- EXERCISE DETAILS:
Transcribe the entries exactly; images are not part of the copy.

Stored data
*****

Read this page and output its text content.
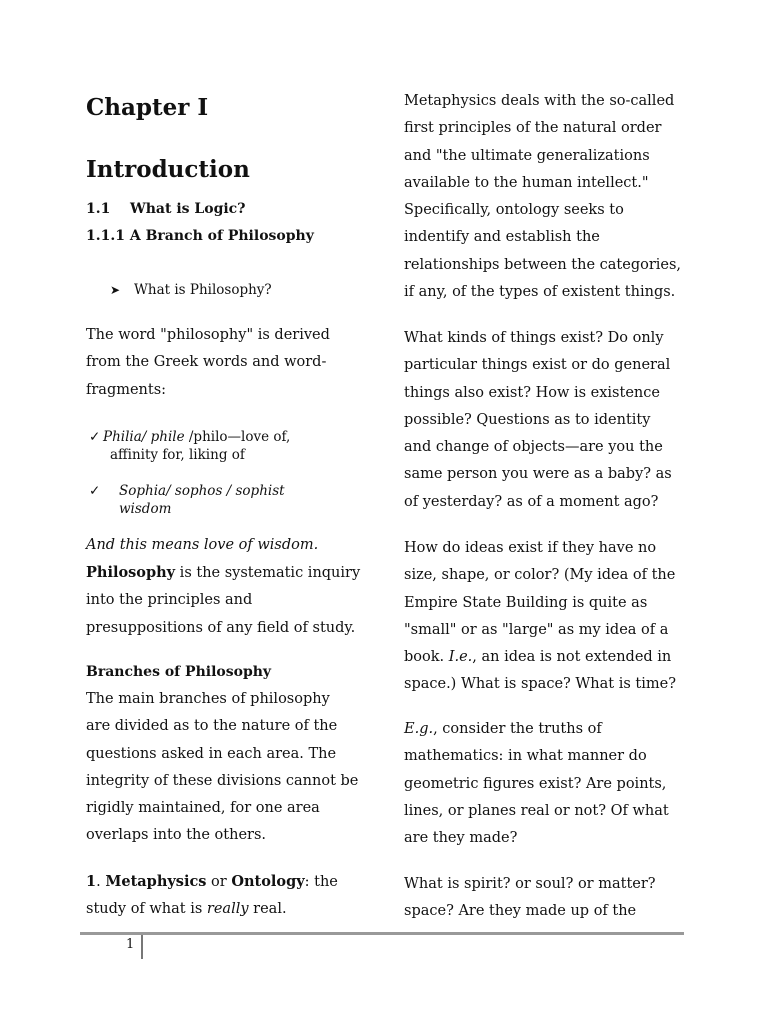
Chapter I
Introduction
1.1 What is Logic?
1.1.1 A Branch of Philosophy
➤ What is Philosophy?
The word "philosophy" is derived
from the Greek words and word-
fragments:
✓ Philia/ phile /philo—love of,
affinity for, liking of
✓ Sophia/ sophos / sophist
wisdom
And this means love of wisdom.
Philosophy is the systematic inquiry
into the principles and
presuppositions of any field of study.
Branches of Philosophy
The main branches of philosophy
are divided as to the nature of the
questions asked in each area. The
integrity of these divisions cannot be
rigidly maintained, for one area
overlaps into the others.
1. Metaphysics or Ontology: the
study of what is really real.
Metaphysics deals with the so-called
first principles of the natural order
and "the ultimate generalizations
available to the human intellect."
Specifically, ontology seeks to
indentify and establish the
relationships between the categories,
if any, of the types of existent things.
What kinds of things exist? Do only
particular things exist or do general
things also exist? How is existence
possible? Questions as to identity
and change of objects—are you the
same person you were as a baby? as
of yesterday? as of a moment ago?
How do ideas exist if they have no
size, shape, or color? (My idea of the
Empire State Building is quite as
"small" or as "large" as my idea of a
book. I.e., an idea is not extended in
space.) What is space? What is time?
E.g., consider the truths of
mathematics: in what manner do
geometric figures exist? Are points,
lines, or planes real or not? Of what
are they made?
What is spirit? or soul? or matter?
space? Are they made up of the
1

*****

- FINAL RESULT:
Read this page and output its text content.
Chapter I
Introduction
1.1 What is Logic?
1.1.1 A Branch of Philosophy
➤ What is Philosophy?
The word "philosophy" is derived
from the Greek words and word-
fragments:
✓ Philia/ phile /philo—love of,
affinity for, liking of
✓ Sophia/ sophos / sophist
wisdom
And this means love of wisdom.
Philosophy is the systematic inquiry
into the principles and
presuppositions of any field of study.
Branches of Philosophy
The main branches of philosophy
are divided as to the nature of the
questions asked in each area. The
integrity of these divisions cannot be
rigidly maintained, for one area
overlaps into the others.
1. Metaphysics or Ontology: the
study of what is really real.
Metaphysics deals with the so-called
first principles of the natural order
and "the ultimate generalizations
available to the human intellect."
Specifically, ontology seeks to
indentify and establish the
relationships between the categories,
if any, of the types of existent things.
What kinds of things exist? Do only
particular things exist or do general
things also exist? How is existence
possible? Questions as to identity
and change of objects—are you the
same person you were as a baby? as
of yesterday? as of a moment ago?
How do ideas exist if they have no
size, shape, or color? (My idea of the
Empire State Building is quite as
"small" or as "large" as my idea of a
book. I.e., an idea is not extended in
space.) What is space? What is time?
E.g., consider the truths of
mathematics: in what manner do
geometric figures exist? Are points,
lines, or planes real or not? Of what
are they made?
What is spirit? or soul? or matter?
space? Are they made up of the
1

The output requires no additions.